- **What you have to do**
Quote each line of the material verbatim, without the pictures.

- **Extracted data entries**
>> START

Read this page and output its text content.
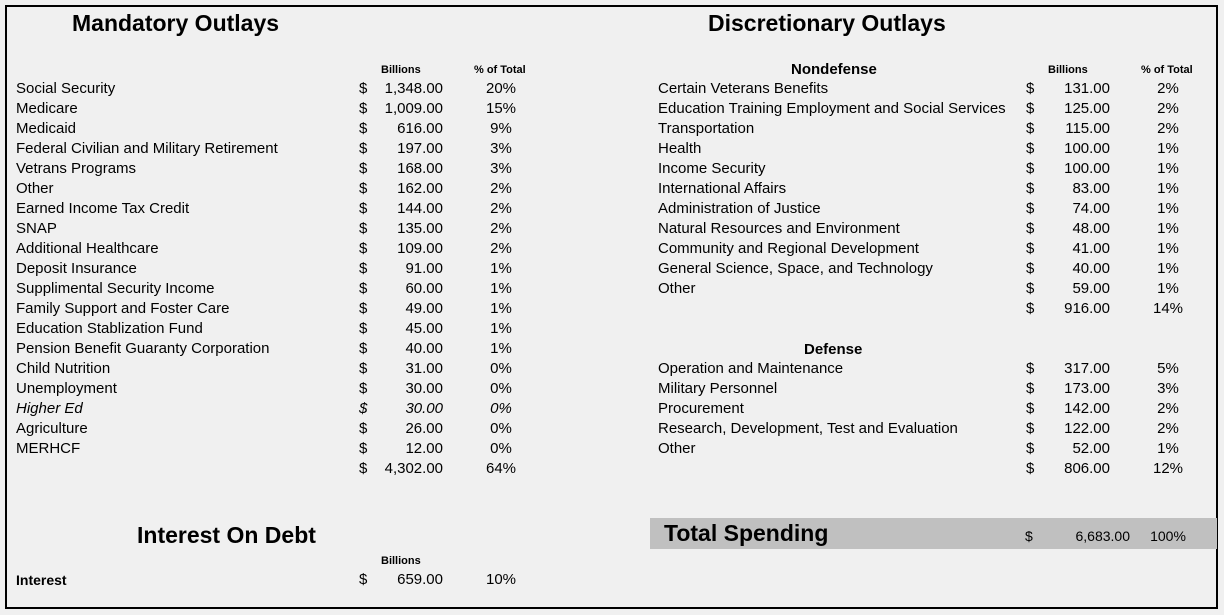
Mandatory Outlays
Billions	% of Total
Social Security	$	1,348.00	20%
Medicare	$	1,009.00	15%
Medicaid	$	616.00	9%
Federal Civilian and Military Retirement	$	197.00	3%
Vetrans Programs	$	168.00	3%
Other	$	162.00	2%
Earned Income Tax Credit	$	144.00	2%
SNAP	$	135.00	2%
Additional Healthcare	$	109.00	2%
Deposit Insurance	$	91.00	1%
Supplimental Security Income	$	60.00	1%
Family Support and Foster Care	$	49.00	1%
Education Stablization Fund	$	45.00	1%
Pension Benefit Guaranty Corporation	$	40.00	1%
Child Nutrition	$	31.00	0%
Unemployment	$	30.00	0%
Higher Ed	$	30.00	0%
Agriculture	$	26.00	0%
MERHCF	$	12.00	0%
$	4,302.00	64%
Discretionary Outlays
Nondefense	Billions	% of Total
Certain Veterans Benefits	$	131.00	2%
Education Training Employment and Social Services $	125.00	2%
Transportation	$	115.00	2%
Health	$	100.00	1%
Income Security	$	100.00	1%
International Affairs	$	83.00	1%
Administration of Justice	$	74.00	1%
Natural Resources and Environment	$	48.00	1%
Community and Regional Development	$	41.00	1%
General Science, Space, and Technology	$	40.00	1%
Other	$	59.00	1%
$	916.00	14%
Defense
Operation and Maintenance	$	317.00	5%
Military Personnel	$	173.00	3%
Procurement	$	142.00	2%
Research, Development, Test and Evaluation	$	122.00	2%
Other	$	52.00	1%
$	806.00	12%
Interest On Debt
Billions
Interest	$	659.00	10%
Total Spending	$	6,683.00	100%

>> END

- **Full output**
Read this page and output its text content.
Mandatory Outlays
Billions	% of Total
Social Security	$	1,348.00	20%
Medicare	$	1,009.00	15%
Medicaid	$	616.00	9%
Federal Civilian and Military Retirement	$	197.00	3%
Vetrans Programs	$	168.00	3%
Other	$	162.00	2%
Earned Income Tax Credit	$	144.00	2%
SNAP	$	135.00	2%
Additional Healthcare	$	109.00	2%
Deposit Insurance	$	91.00	1%
Supplimental Security Income	$	60.00	1%
Family Support and Foster Care	$	49.00	1%
Education Stablization Fund	$	45.00	1%
Pension Benefit Guaranty Corporation	$	40.00	1%
Child Nutrition	$	31.00	0%
Unemployment	$	30.00	0%
Higher Ed	$	30.00	0%
Agriculture	$	26.00	0%
MERHCF	$	12.00	0%
$	4,302.00	64%
Discretionary Outlays
Nondefense	Billions	% of Total
Certain Veterans Benefits	$	131.00	2%
Education Training Employment and Social Services $	125.00	2%
Transportation	$	115.00	2%
Health	$	100.00	1%
Income Security	$	100.00	1%
International Affairs	$	83.00	1%
Administration of Justice	$	74.00	1%
Natural Resources and Environment	$	48.00	1%
Community and Regional Development	$	41.00	1%
General Science, Space, and Technology	$	40.00	1%
Other	$	59.00	1%
$	916.00	14%
Defense
Operation and Maintenance	$	317.00	5%
Military Personnel	$	173.00	3%
Procurement	$	142.00	2%
Research, Development, Test and Evaluation	$	122.00	2%
Other	$	52.00	1%
$	806.00	12%
Interest On Debt
Billions
Interest	$	659.00	10%
Total Spending	$	6,683.00	100%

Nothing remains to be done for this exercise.